**Exercise prompt:** Reproduce the data exactly and drop any pictures it holds.

"""

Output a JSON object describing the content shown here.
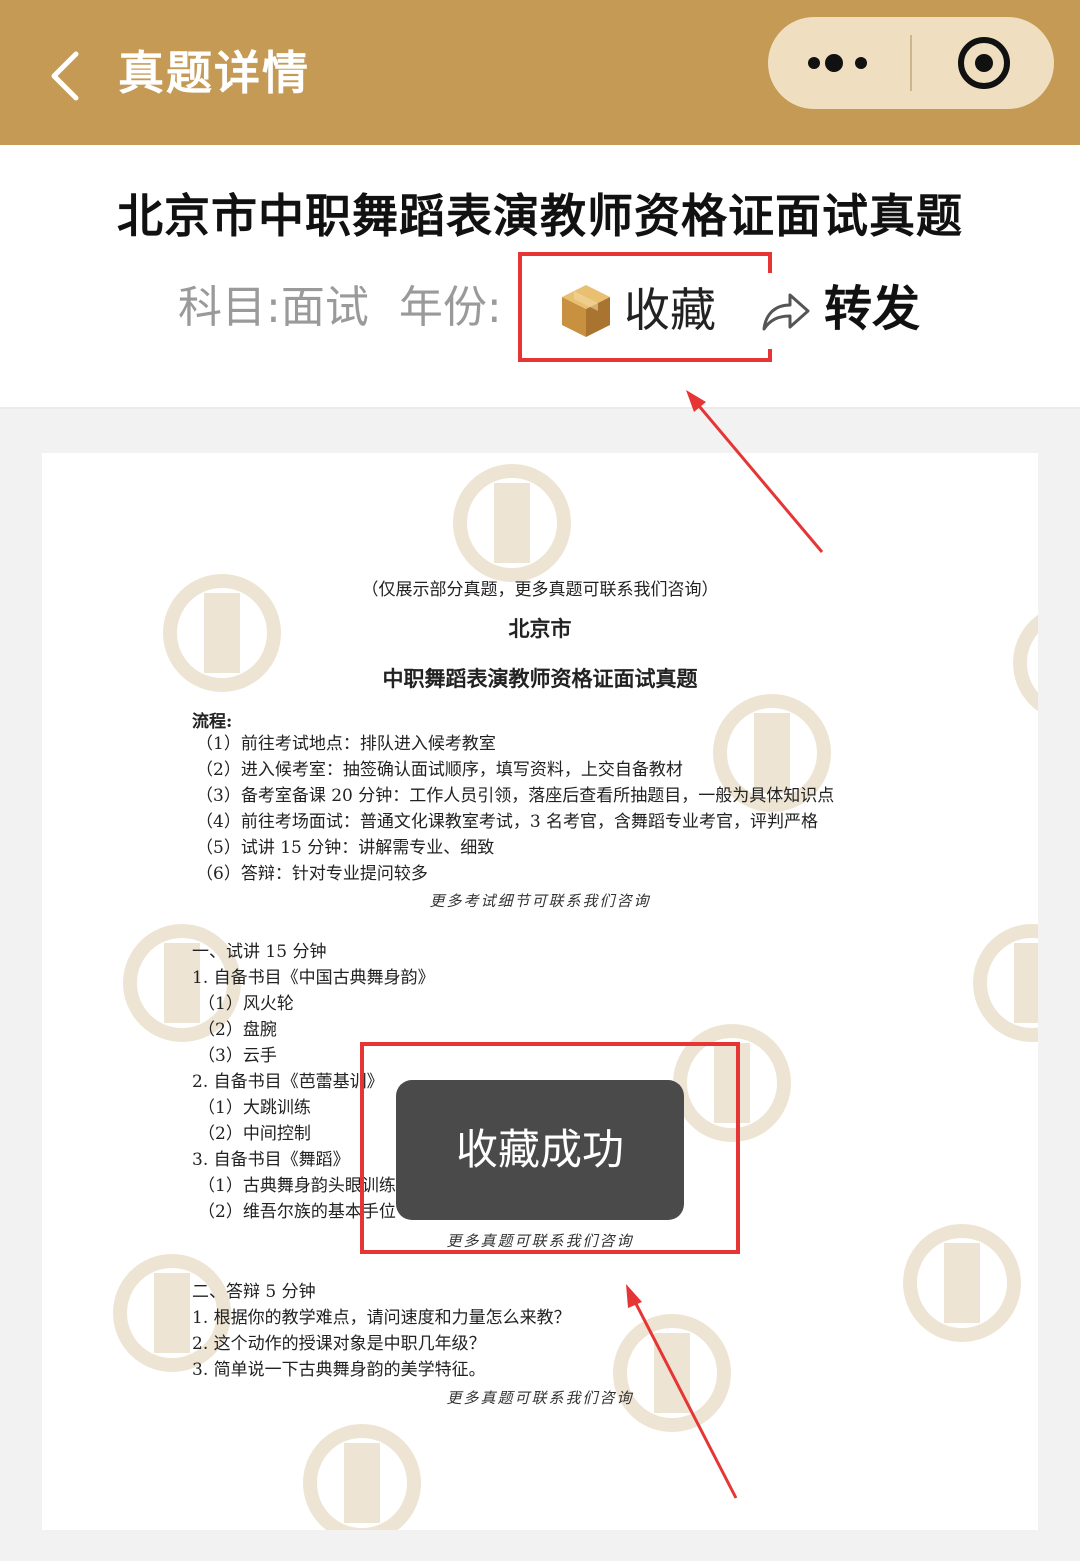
{
  "navbar": {
    "title": "真题详情"
  },
  "header": {
    "title": "北京市中职舞蹈表演教师资格证面试真题",
    "subject": "科目:面试",
    "year_label": "年份:",
    "collect_label": "收藏",
    "share_label": "转发"
  },
  "document": {
    "note_top": "（仅展示部分真题，更多真题可联系我们咨询）",
    "city": "北京市",
    "heading": "中职舞蹈表演教师资格证面试真题",
    "process_label": "流程:",
    "process": [
      "（1）前往考试地点：排队进入候考教室",
      "（2）进入候考室：抽签确认面试顺序，填写资料，上交自备教材",
      "（3）备考室备课 20 分钟：工作人员引领，落座后查看所抽题目，一般为具体知识点",
      "（4）前往考场面试：普通文化课教室考试，3 名考官，含舞蹈专业考官，评判严格",
      "（5）试讲 15 分钟：讲解需专业、细致",
      "（6）答辩：针对专业提问较多"
    ],
    "process_note": "更多考试细节可联系我们咨询",
    "section1_title": "一、试讲 15 分钟",
    "section1_lines": [
      "1. 自备书目《中国古典舞身韵》",
      "（1）风火轮",
      "（2）盘腕",
      "（3）云手",
      "2. 自备书目《芭蕾基训》",
      "（1）大跳训练",
      "（2）中间控制",
      "3. 自备书目《舞蹈》",
      "（1）古典舞身韵头眼训练",
      "（2）维吾尔族的基本手位"
    ],
    "section1_note": "更多真题可联系我们咨询",
    "section2_title": "二、答辩 5 分钟",
    "section2_lines": [
      "1. 根据你的教学难点，请问速度和力量怎么来教？",
      "2. 这个动作的授课对象是中职几年级？",
      "3. 简单说一下古典舞身韵的美学特征。"
    ],
    "section2_note": "更多真题可联系我们咨询"
  },
  "toast": {
    "text": "收藏成功"
  },
  "colors": {
    "brand": "#c49a55",
    "highlight": "#e53535",
    "toast_bg": "#4a4a4a"
  }
}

"""

**Task result:**
Output a JSON object describing the content shown here.
{
  "navbar": {
    "title": "真题详情"
  },
  "header": {
    "title": "北京市中职舞蹈表演教师资格证面试真题",
    "subject": "科目:面试",
    "year_label": "年份:",
    "collect_label": "收藏",
    "share_label": "转发"
  },
  "document": {
    "note_top": "（仅展示部分真题，更多真题可联系我们咨询）",
    "city": "北京市",
    "heading": "中职舞蹈表演教师资格证面试真题",
    "process_label": "流程:",
    "process": [
      "（1）前往考试地点：排队进入候考教室",
      "（2）进入候考室：抽签确认面试顺序，填写资料，上交自备教材",
      "（3）备考室备课 20 分钟：工作人员引领，落座后查看所抽题目，一般为具体知识点",
      "（4）前往考场面试：普通文化课教室考试，3 名考官，含舞蹈专业考官，评判严格",
      "（5）试讲 15 分钟：讲解需专业、细致",
      "（6）答辩：针对专业提问较多"
    ],
    "process_note": "更多考试细节可联系我们咨询",
    "section1_title": "一、试讲 15 分钟",
    "section1_lines": [
      "1. 自备书目《中国古典舞身韵》",
      "（1）风火轮",
      "（2）盘腕",
      "（3）云手",
      "2. 自备书目《芭蕾基训》",
      "（1）大跳训练",
      "（2）中间控制",
      "3. 自备书目《舞蹈》",
      "（1）古典舞身韵头眼训练",
      "（2）维吾尔族的基本手位"
    ],
    "section1_note": "更多真题可联系我们咨询",
    "section2_title": "二、答辩 5 分钟",
    "section2_lines": [
      "1. 根据你的教学难点，请问速度和力量怎么来教？",
      "2. 这个动作的授课对象是中职几年级？",
      "3. 简单说一下古典舞身韵的美学特征。"
    ],
    "section2_note": "更多真题可联系我们咨询"
  },
  "toast": {
    "text": "收藏成功"
  },
  "colors": {
    "brand": "#c49a55",
    "highlight": "#e53535",
    "toast_bg": "#4a4a4a"
  }
}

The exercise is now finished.